[Items listed in a dataset]
•••••
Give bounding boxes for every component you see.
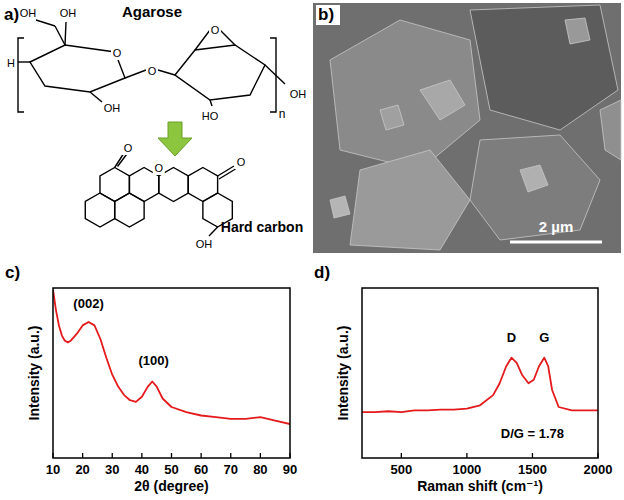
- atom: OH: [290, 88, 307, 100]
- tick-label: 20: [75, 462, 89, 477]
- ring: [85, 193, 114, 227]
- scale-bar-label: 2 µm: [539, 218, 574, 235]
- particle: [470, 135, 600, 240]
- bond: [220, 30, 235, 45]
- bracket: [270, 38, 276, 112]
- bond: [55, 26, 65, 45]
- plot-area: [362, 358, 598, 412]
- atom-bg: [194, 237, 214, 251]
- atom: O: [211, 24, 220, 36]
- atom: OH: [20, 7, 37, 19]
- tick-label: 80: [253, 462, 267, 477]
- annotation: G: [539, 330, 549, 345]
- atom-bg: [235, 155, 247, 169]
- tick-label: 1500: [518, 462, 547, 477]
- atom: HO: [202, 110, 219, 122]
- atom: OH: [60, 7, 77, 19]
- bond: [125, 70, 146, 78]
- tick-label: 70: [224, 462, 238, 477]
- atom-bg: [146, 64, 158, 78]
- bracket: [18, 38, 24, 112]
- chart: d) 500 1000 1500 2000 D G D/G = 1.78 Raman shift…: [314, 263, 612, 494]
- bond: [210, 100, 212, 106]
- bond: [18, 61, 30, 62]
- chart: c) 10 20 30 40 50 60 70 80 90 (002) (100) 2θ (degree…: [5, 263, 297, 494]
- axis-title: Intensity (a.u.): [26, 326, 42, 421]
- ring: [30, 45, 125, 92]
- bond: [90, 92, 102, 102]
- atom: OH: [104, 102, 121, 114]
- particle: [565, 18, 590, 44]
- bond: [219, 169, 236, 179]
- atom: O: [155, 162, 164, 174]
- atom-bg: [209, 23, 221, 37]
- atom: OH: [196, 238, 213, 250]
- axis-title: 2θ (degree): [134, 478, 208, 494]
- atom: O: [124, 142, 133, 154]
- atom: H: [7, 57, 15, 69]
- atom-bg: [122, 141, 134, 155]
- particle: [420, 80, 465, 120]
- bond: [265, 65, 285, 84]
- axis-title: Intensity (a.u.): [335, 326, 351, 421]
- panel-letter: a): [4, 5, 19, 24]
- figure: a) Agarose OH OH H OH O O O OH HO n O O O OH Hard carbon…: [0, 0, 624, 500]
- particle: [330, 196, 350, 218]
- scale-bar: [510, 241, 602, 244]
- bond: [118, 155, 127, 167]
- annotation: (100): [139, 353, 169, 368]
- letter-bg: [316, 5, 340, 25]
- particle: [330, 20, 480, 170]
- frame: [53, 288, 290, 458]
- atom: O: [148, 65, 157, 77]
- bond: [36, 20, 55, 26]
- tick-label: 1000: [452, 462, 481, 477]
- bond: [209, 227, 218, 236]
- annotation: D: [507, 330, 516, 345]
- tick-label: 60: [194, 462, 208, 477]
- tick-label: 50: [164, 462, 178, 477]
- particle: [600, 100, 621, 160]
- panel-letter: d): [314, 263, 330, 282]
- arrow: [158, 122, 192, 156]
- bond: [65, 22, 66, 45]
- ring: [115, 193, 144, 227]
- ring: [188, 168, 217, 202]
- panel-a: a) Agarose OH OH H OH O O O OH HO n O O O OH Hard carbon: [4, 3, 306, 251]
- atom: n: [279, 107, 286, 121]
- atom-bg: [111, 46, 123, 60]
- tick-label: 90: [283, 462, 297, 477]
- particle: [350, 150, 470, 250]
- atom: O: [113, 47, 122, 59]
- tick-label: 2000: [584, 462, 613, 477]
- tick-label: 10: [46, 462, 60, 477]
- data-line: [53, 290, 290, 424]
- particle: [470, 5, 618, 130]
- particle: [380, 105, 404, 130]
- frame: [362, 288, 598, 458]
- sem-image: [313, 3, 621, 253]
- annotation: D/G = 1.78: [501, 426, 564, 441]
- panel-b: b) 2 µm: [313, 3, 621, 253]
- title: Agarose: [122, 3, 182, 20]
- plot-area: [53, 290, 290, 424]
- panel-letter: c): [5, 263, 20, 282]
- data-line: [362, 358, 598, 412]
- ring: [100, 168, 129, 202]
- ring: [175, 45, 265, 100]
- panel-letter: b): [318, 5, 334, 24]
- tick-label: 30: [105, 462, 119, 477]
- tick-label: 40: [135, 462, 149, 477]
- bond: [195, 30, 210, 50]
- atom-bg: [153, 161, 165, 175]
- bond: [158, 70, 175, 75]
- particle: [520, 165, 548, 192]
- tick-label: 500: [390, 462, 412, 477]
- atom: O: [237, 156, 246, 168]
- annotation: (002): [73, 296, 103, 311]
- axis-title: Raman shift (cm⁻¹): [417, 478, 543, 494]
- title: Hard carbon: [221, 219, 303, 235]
•••••
Please arrange the lines from the line with "- atom: OH: [290, 88, 307, 100]" up to and including the line with "- bond: [210, 100, 212, 106]" as a Markdown table with the columns Row and Line, leaving out any blank lines.

| Row | Line |
|---|---|
| 1 | - atom: OH: [290, 88, 307, 100] |
| 2 | - tick-label: 20: [75, 462, 89, 477] |
| 3 | - ring: [85, 193, 114, 227] |
| 4 | - scale-bar-label: 2 µm: [539, 218, 574, 235] |
| 5 | - particle: [470, 135, 600, 240] |
| 6 | - bond: [220, 30, 235, 45] |
| 7 | - bracket: [270, 38, 276, 112] |
| 8 | - bond: [55, 26, 65, 45] |
| 9 | - plot-area: [362, 358, 598, 412] |
| 10 | - atom-bg: [194, 237, 214, 251] |
| 11 | - atom: O: [211, 24, 220, 36] |
| 12 | - atom: OH: [20, 7, 37, 19] |
| 13 | - tick-label: 80: [253, 462, 267, 477] |
| 14 | - annotation: G: [539, 330, 549, 345] |
| 15 | - atom-bg: [235, 155, 247, 169] |
| 16 | - tick-label: 1500: [518, 462, 547, 477] |
| 17 | - atom: HO: [202, 110, 219, 122] |
| 18 | - atom: OH: [60, 7, 77, 19] |
| 19 | - bond: [125, 70, 146, 78] |
| 20 | - tick-label: 70: [224, 462, 238, 477] |
| 21 | - atom-bg: [146, 64, 158, 78] |
| 22 | - bracket: [18, 38, 24, 112] |
| 23 | - chart: d) 500 1000 1500 2000 D G D/G = 1.78 Raman shift…: [314, 263, 612, 494] |
| 24 | - bond: [210, 100, 212, 106] |